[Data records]
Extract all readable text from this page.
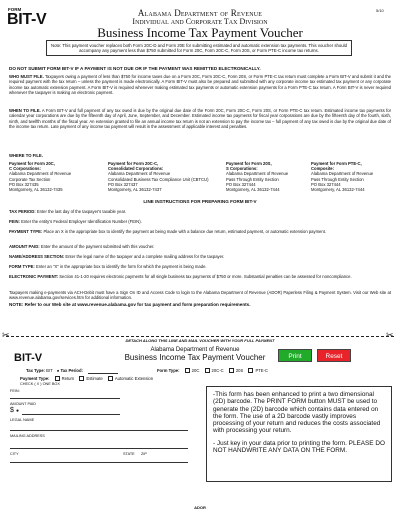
FORM
BIT-V
5/10
Alabama Department of Revenue
Individual and Corporate Tax Division
Business Income Tax Payment Voucher
Note: This payment voucher replaces both Form 20C-D and Form 20E for submitting estimated and automatic extension tax payments. This voucher should accompany any payment less than $750 submitted for Form 20C, Form 20C-C, Form 20S, or Form PTE-C income tax returns.
DO NOT SUBMIT FORM BIT-V IF A PAYMENT IS NOT DUE OR IF THE PAYMENT WAS REMITTED ELECTRONICALLY.
WHO MUST FILE. Taxpayers owing a payment of less than $750 for income taxes due on a Form 20C, Form 20C-C, Form 20S, or Form PTE-C tax return must complete a Form BIT-V and submit it and the required payment with the tax return – unless the payment is made electronically. A Form BIT-V must also be prepared and submitted with any corporate income tax estimated tax payment or any corporate income tax automatic extension payment. A Form BIT-V is required whenever making estimated tax payments or automatic extension payments for a Form PTE-C tax return. A Form BIT-V is never required whenever the taxpayer is making an electronic payment.
WHEN TO FILE. A Form BIT-V and full payment of any tax owed is due by the original due date of the Form 20C, Form 20C-C, Form 20S, or Form PTE-C tax return. Estimated income tax payments for calendar year corporations are due by the fifteenth day of April, June, September, and December. Estimated income tax payments for fiscal year corporations are due by the fifteenth day of the fourth, sixth, ninth, and twelfth months of the fiscal year. An extension granted to file an annual income tax return is not an extension to pay the income tax – full payment of any tax owed is due by the original due date of the income tax return. Late payment of any income tax payment will result in the assessment of applicable interest and penalties.
WHERE TO FILE.
Payment for Form 20C,
C Corporations:
Alabama Department of Revenue
Corporate Tax Section
PO Box 327435
Montgomery, AL 36132-7435
Payment for Form 20C-C,
Consolidated Corporations:
Alabama Department of Revenue
Consolidated Business Tax Compliance Unit (CBTCU)
PO Box 327437
Montgomery, AL 36132-7437
Payment for Form 20S,
S Corporations:
Alabama Department of Revenue
Pass Through Entity Section
PO Box 327444
Montgomery, AL 36132-7444
Payment for Form PTE-C,
Composite:
Alabama Department of Revenue
Pass Through Entity Section
PO Box 327444
Montgomery, AL 36132-7444
LINE INSTRUCTIONS FOR PREPARING FORM BIT-V
TAX PERIOD: Enter the last day of the taxpayer's taxable year.
FEIN: Enter the entity's Federal Employer Identification Number (FEIN).
PAYMENT TYPE: Place an X in the appropriate box to identify the payment as being made with a balance due return, estimated payment, or automatic extension payment.
AMOUNT PAID: Enter the amount of the payment submitted with this voucher.
NAME/ADDRESS SECTION: Enter the legal name of the taxpayer and a complete mailing address for the taxpayer.
FORM TYPE: Enter an "X" in the appropriate box to identify the form for which the payment is being made.
ELECTRONIC PAYMENT: Section 41-1-20 requires electronic payments for all single business tax payments of $750 or more. Substantial penalties can be assessed for noncompliance.
Taxpayers making e-payments via ACH-Debit must have a Sign On ID and Access Code to login to the Alabama Department of Revenue (ADOR) Paperless Filing & Payment System. Visit our Web site at www.revenue.alabama.gov/services.htm for additional information.
NOTE: Refer to our Web site at www.revenue.alabama.gov for tax payment and form preparation requirements.
✂	✂
DETACH ALONG THIS LINE AND MAIL VOUCHER WITH YOUR FULL PAYMENT
BIT-V
Alabama Department of Revenue
Business Income Tax Payment Voucher	Print	Reset
Tax Type: BIT ● Tax Period:	Form Type:	20C	20C-C	20S	PTE-C
Payment Type:	Return	Estimate	Automatic Extension
CHECK ( X ) ONE BOX
FEIN:
AMOUNT PAID
$ ●
LEGAL NAME
MAILING ADDRESS
CITY	STATE ZIP
-This form has been enhanced to print a two dimensional (2D) barcode. The PRINT FORM button MUST be used to generate the (2D) barcode which contains data entered on the form. The use of a 2D barcode vastly improves processing of your return and reduces the costs associated with processing your return.
- Just key in your data prior to printing the form. PLEASE DO NOT HANDWRITE ANY DATA ON THE FORM.
ADOR
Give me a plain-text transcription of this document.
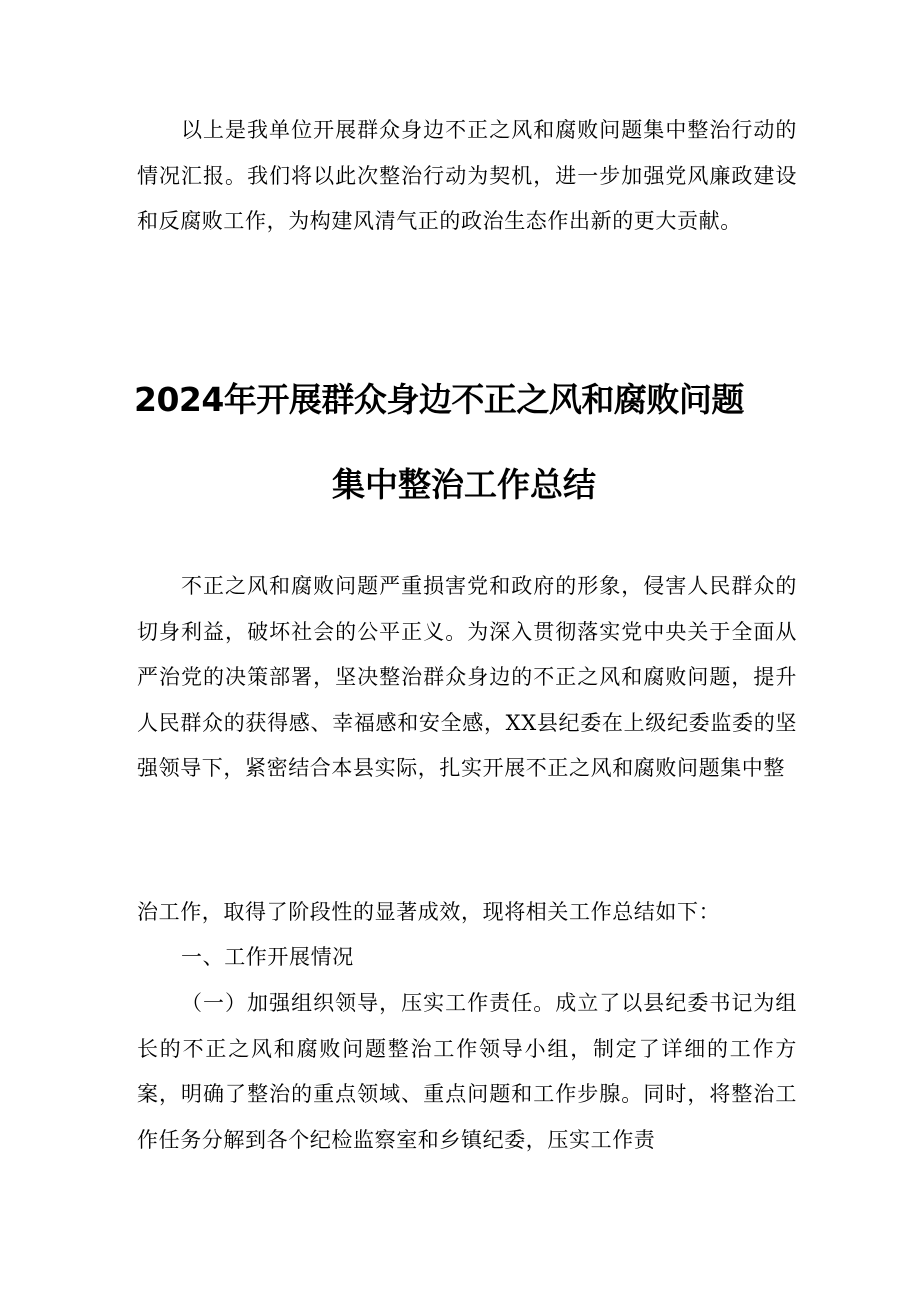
以上是我单位开展群众身边不正之风和腐败问题集中整治行动的情况汇报。我们将以此次整治行动为契机，进一步加强党风廉政建设和反腐败工作，为构建风清气正的政治生态作出新的更大贡献。

2024年开展群众身边不正之风和腐败问题
集中整治工作总结

不正之风和腐败问题严重损害党和政府的形象，侵害人民群众的切身利益，破坏社会的公平正义。为深入贯彻落实党中央关于全面从严治党的决策部署，坚决整治群众身边的不正之风和腐败问题，提升人民群众的获得感、幸福感和安全感，XX县纪委在上级纪委监委的坚强领导下，紧密结合本县实际，扎实开展不正之风和腐败问题集中整

治工作，取得了阶段性的显著成效，现将相关工作总结如下：

一、工作开展情况

（一）加强组织领导，压实工作责任。成立了以县纪委书记为组长的不正之风和腐败问题整治工作领导小组，制定了详细的工作方案，明确了整治的重点领域、重点问题和工作步腺。同时，将整治工作任务分解到各个纪检监察室和乡镇纪委，压实工作责
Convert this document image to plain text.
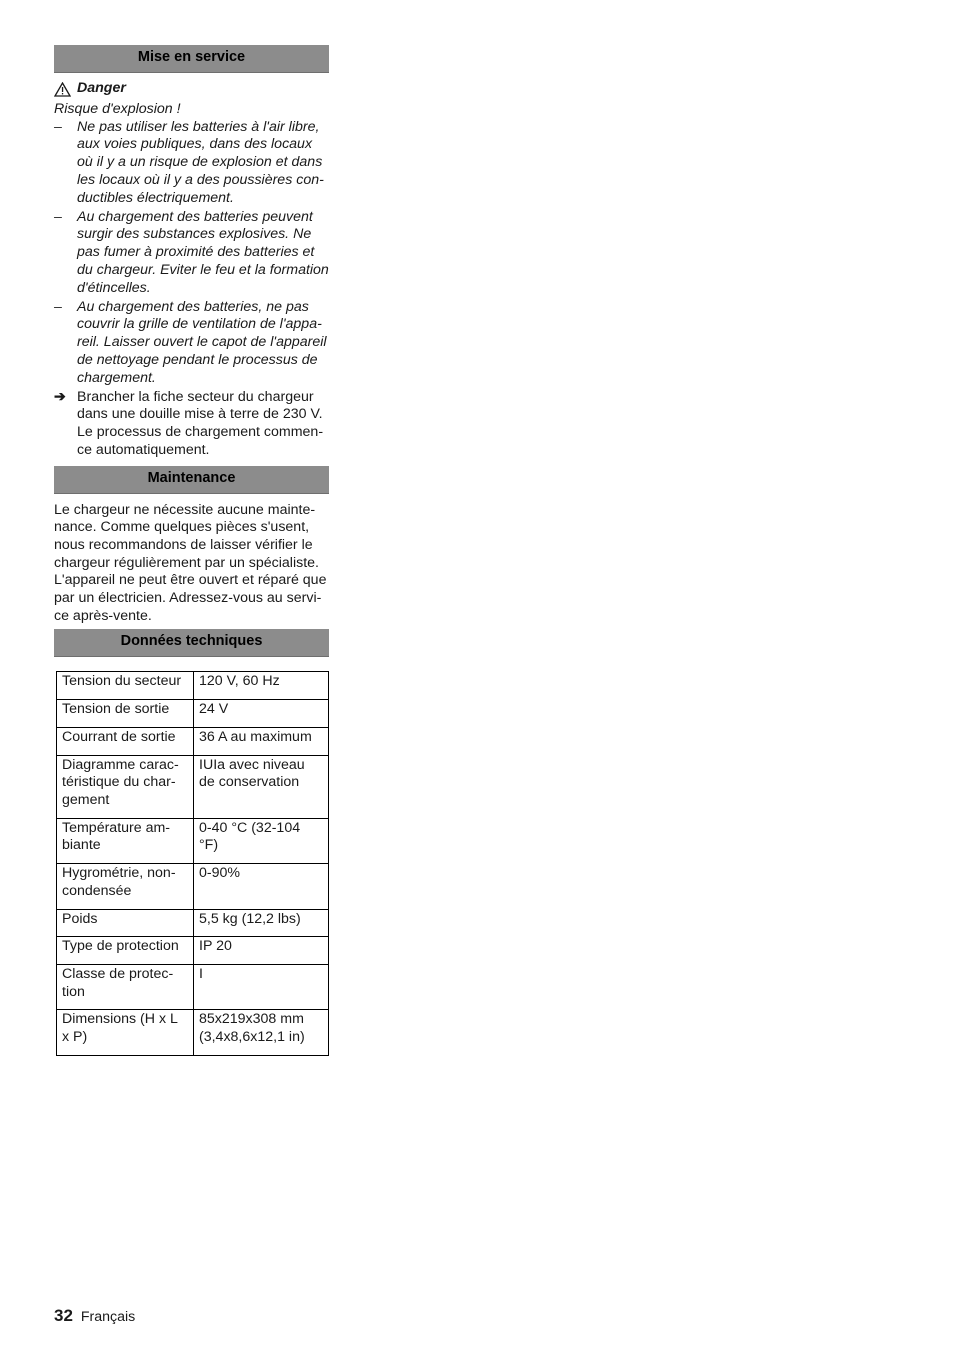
Mise en service
Danger
Risque d'explosion !
– Ne pas utiliser les batteries à l'air libre, aux voies publiques, dans des locaux où il y a un risque de explosion et dans les locaux où il y a des poussières conductibles électriquement.
– Au chargement des batteries peuvent surgir des substances explosives. Ne pas fumer à proximité des batteries et du chargeur. Eviter le feu et la formation d'étincelles.
– Au chargement des batteries, ne pas couvrir la grille de ventilation de l'appareil. Laisser ouvert le capot de l'appareil de nettoyage pendant le processus de chargement.
➔ Brancher la fiche secteur du chargeur dans une douille mise à terre de 230 V. Le processus de chargement commence automatiquement.
Maintenance
Le chargeur ne nécessite aucune maintenance. Comme quelques pièces s'usent, nous recommandons de laisser vérifier le chargeur régulièrement par un spécialiste. L'appareil ne peut être ouvert et réparé que par un électricien. Adressez-vous au service après-vente.
Données techniques
Tension du secteur	120 V, 60 Hz
Tension de sortie	24 V
Courrant de sortie	36 A au maximum
Diagramme caractéristique du chargement	IUIa avec niveau de conservation
Température ambiante	0-40 °C (32-104 °F)
Hygrométrie, non-condensée	0-90%
Poids	5,5 kg (12,2 lbs)
Type de protection	IP 20
Classe de protection	I
Dimensions (H x L x P)	85x219x308 mm (3,4x8,6x12,1 in)
32 Français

EXERCISE: Leave out the pictures and transcribe the entries above exactly.

RESPONSE FOR THIS EXERCISE:
Extract all readable text from this page.
FORM
BIT-V
5/10
Alabama Department of Revenue
Individual and Corporate Tax Division
Business Income Tax Payment Voucher
Note: This payment voucher replaces both Form 20C-D and Form 20E for submitting estimated and automatic extension tax payments. This voucher should accompany any payment less than $750 submitted for Form 20C, Form 20C-C, Form 20S, or Form PTE-C income tax returns.
DO NOT SUBMIT FORM BIT-V IF A PAYMENT IS NOT DUE OR IF THE PAYMENT WAS REMITTED ELECTRONICALLY.
WHO MUST FILE. Taxpayers owing a payment of less than $750 for income taxes due on a Form 20C, Form 20C-C, Form 20S, or Form PTE-C tax return must complete a Form BIT-V and submit it and the required payment with the tax return – unless the payment is made electronically. A Form BIT-V must also be prepared and submitted with any corporate income tax estimated tax payment or any corporate income tax automatic extension payment. A Form BIT-V is required whenever making estimated tax payments or automatic extension payments for a Form PTE-C tax return. A Form BIT-V is never required whenever the taxpayer is making an electronic payment.
WHEN TO FILE. A Form BIT-V and full payment of any tax owed is due by the original due date of the Form 20C, Form 20C-C, Form 20S, or Form PTE-C tax return. Estimated income tax payments for calendar year corporations are due by the fifteenth day of April, June, September, and December. Estimated income tax payments for fiscal year corporations are due by the fifteenth day of the fourth, sixth, ninth, and twelfth months of the fiscal year. An extension granted to file an annual income tax return is not an extension to pay the income tax – full payment of any tax owed is due by the original due date of the income tax return. Late payment of any income tax payment will result in the assessment of applicable interest and penalties.
WHERE TO FILE.
Payment for Form 20C,
C Corporations:
Alabama Department of Revenue
Corporate Tax Section
PO Box 327435
Montgomery, AL 36132-7435
Payment for Form 20C-C,
Consolidated Corporations:
Alabama Department of Revenue
Consolidated Business Tax Compliance Unit (CBTCU)
PO Box 327437
Montgomery, AL 36132-7437
Payment for Form 20S,
S Corporations:
Alabama Department of Revenue
Pass Through Entity Section
PO Box 327444
Montgomery, AL 36132-7444
Payment for Form PTE-C,
Composite:
Alabama Department of Revenue
Pass Through Entity Section
PO Box 327444
Montgomery, AL 36132-7444
LINE INSTRUCTIONS FOR PREPARING FORM BIT-V
TAX PERIOD: Enter the last day of the taxpayer's taxable year.
FEIN: Enter the entity's Federal Employer Identification Number (FEIN).
PAYMENT TYPE: Place an X in the appropriate box to identify the payment as being made with a balance due return, estimated payment, or automatic extension payment.
AMOUNT PAID: Enter the amount of the payment submitted with this voucher.
NAME/ADDRESS SECTION: Enter the legal name of the taxpayer and a complete mailing address for the taxpayer.
FORM TYPE: Enter an "X" in the appropriate box to identify the form for which the payment is being made.
ELECTRONIC PAYMENT: Section 41-1-20 requires electronic payments for all single business tax payments of $750 or more. Substantial penalties can be assessed for noncompliance.
Taxpayers making e-payments via ACH-Debit must have a Sign On ID and Access Code to login to the Alabama Department of Revenue (ADOR) Paperless Filing & Payment System. Visit our Web site at www.revenue.alabama.gov/services.htm for additional information.
NOTE: Refer to our Web site at www.revenue.alabama.gov for tax payment and form preparation requirements.
✂	✂
DETACH ALONG THIS LINE AND MAIL VOUCHER WITH YOUR FULL PAYMENT
BIT-V
Alabama Department of Revenue
Business Income Tax Payment Voucher	Print	Reset
Tax Type: BIT ● Tax Period:	Form Type:	20C	20C-C	20S	PTE-C
Payment Type:	Return	Estimate	Automatic Extension
CHECK ( X ) ONE BOX
FEIN:
AMOUNT PAID
$ ●
LEGAL NAME
MAILING ADDRESS
CITY	STATE ZIP
-This form has been enhanced to print a two dimensional (2D) barcode. The PRINT FORM button MUST be used to generate the (2D) barcode which contains data entered on the form. The use of a 2D barcode vastly improves processing of your return and reduces the costs associated with processing your return.
- Just key in your data prior to printing the form. PLEASE DO NOT HANDWRITE ANY DATA ON THE FORM.
ADOR
Give me a plain-text transcription of this document.
以上是我单位开展群众身边不正之风和腐败问题集中整治行动的情况汇报。我们将以此次整治行动为契机，进一步加强党风廉政建设和反腐败工作，为构建风清气正的政治生态作出新的更大贡献。

2024年开展群众身边不正之风和腐败问题
集中整治工作总结

不正之风和腐败问题严重损害党和政府的形象，侵害人民群众的切身利益，破坏社会的公平正义。为深入贯彻落实党中央关于全面从严治党的决策部署，坚决整治群众身边的不正之风和腐败问题，提升人民群众的获得感、幸福感和安全感，XX县纪委在上级纪委监委的坚强领导下，紧密结合本县实际，扎实开展不正之风和腐败问题集中整

治工作，取得了阶段性的显著成效，现将相关工作总结如下：

一、工作开展情况

（一）加强组织领导，压实工作责任。成立了以县纪委书记为组长的不正之风和腐败问题整治工作领导小组，制定了详细的工作方案，明确了整治的重点领域、重点问题和工作步腺。同时，将整治工作任务分解到各个纪检监察室和乡镇纪委，压实工作责
Convert this document image to plain text.
Mise en service
Danger
Risque d'explosion !
– Ne pas utiliser les batteries à l'air libre, aux voies publiques, dans des locaux où il y a un risque de explosion et dans les locaux où il y a des poussières conductibles électriquement.
– Au chargement des batteries peuvent surgir des substances explosives. Ne pas fumer à proximité des batteries et du chargeur. Eviter le feu et la formation d'étincelles.
– Au chargement des batteries, ne pas couvrir la grille de ventilation de l'appareil. Laisser ouvert le capot de l'appareil de nettoyage pendant le processus de chargement.
➔ Brancher la fiche secteur du chargeur dans une douille mise à terre de 230 V. Le processus de chargement commence automatiquement.
Maintenance
Le chargeur ne nécessite aucune maintenance. Comme quelques pièces s'usent, nous recommandons de laisser vérifier le chargeur régulièrement par un spécialiste. L'appareil ne peut être ouvert et réparé que par un électricien. Adressez-vous au service après-vente.
Données techniques
Tension du secteur	120 V, 60 Hz
Tension de sortie	24 V
Courrant de sortie	36 A au maximum
Diagramme caractéristique du chargement	IUIa avec niveau de conservation
Température ambiante	0-40 °C (32-104 °F)
Hygrométrie, non-condensée	0-90%
Poids	5,5 kg (12,2 lbs)
Type de protection	IP 20
Classe de protection	I
Dimensions (H x L x P)	85x219x308 mm (3,4x8,6x12,1 in)
32 Français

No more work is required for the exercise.